* _PROBLEM REQUIREMENTS_:
Gather up the lines that contain "легковых".

===== EXERCISE DATA =====

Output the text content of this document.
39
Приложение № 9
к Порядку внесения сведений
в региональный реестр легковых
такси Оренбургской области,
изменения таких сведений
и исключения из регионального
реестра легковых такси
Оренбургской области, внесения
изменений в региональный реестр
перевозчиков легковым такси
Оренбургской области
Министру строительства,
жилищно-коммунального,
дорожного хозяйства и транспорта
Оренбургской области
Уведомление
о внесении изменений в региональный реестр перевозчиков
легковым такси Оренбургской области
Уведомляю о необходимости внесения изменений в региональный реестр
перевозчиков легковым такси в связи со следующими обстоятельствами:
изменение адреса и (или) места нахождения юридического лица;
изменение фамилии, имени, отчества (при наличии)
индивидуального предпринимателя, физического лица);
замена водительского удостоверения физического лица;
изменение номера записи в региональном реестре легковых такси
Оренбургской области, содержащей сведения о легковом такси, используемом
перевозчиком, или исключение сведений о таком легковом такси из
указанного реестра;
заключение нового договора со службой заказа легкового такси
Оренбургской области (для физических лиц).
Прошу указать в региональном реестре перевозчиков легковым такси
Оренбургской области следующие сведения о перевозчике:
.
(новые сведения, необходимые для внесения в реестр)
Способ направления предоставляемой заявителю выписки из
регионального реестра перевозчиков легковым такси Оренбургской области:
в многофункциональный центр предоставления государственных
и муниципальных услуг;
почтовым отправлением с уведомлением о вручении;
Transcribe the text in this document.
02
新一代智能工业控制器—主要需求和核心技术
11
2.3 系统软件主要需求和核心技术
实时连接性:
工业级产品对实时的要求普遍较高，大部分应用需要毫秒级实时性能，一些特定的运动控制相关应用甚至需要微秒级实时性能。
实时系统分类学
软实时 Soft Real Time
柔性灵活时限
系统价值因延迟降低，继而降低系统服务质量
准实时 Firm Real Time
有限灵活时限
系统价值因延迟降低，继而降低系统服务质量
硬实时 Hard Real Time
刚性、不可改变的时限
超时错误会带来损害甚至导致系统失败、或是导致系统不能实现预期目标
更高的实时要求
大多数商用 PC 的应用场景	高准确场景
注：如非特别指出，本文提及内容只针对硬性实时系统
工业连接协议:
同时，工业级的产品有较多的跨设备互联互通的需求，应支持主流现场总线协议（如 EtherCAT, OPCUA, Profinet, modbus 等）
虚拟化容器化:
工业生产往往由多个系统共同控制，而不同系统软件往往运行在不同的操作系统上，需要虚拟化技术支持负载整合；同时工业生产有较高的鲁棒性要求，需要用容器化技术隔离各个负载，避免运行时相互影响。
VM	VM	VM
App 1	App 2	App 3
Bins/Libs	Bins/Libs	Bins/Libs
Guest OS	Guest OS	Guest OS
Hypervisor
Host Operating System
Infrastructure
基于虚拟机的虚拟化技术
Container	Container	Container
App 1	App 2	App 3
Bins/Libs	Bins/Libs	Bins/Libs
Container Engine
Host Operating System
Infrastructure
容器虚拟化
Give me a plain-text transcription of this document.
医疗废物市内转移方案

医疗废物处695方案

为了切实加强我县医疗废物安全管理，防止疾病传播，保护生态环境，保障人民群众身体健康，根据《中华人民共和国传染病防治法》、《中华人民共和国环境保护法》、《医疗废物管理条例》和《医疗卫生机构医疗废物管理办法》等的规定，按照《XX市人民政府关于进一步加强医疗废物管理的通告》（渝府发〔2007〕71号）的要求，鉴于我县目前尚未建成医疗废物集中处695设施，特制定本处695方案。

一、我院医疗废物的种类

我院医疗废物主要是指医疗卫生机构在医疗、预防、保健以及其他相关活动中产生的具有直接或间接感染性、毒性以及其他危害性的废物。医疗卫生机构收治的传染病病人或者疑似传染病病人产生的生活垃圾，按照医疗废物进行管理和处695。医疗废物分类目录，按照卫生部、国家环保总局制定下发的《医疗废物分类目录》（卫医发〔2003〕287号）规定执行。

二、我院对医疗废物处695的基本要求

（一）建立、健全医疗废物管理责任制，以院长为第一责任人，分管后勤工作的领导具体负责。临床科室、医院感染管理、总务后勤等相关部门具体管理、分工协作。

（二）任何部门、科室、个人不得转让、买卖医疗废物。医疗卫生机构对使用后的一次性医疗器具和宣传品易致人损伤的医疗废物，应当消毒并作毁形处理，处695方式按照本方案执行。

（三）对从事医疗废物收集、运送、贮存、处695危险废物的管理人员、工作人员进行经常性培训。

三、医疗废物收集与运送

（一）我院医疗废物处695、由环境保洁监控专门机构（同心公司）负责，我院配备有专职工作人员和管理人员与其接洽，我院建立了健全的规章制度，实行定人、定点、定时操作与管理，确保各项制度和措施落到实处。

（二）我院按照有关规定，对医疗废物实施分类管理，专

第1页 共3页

=====

* _FINISHED EXERCISE_:
в региональный реестр легковых
реестра легковых такси
изменение номера записи в региональном реестре легковых такси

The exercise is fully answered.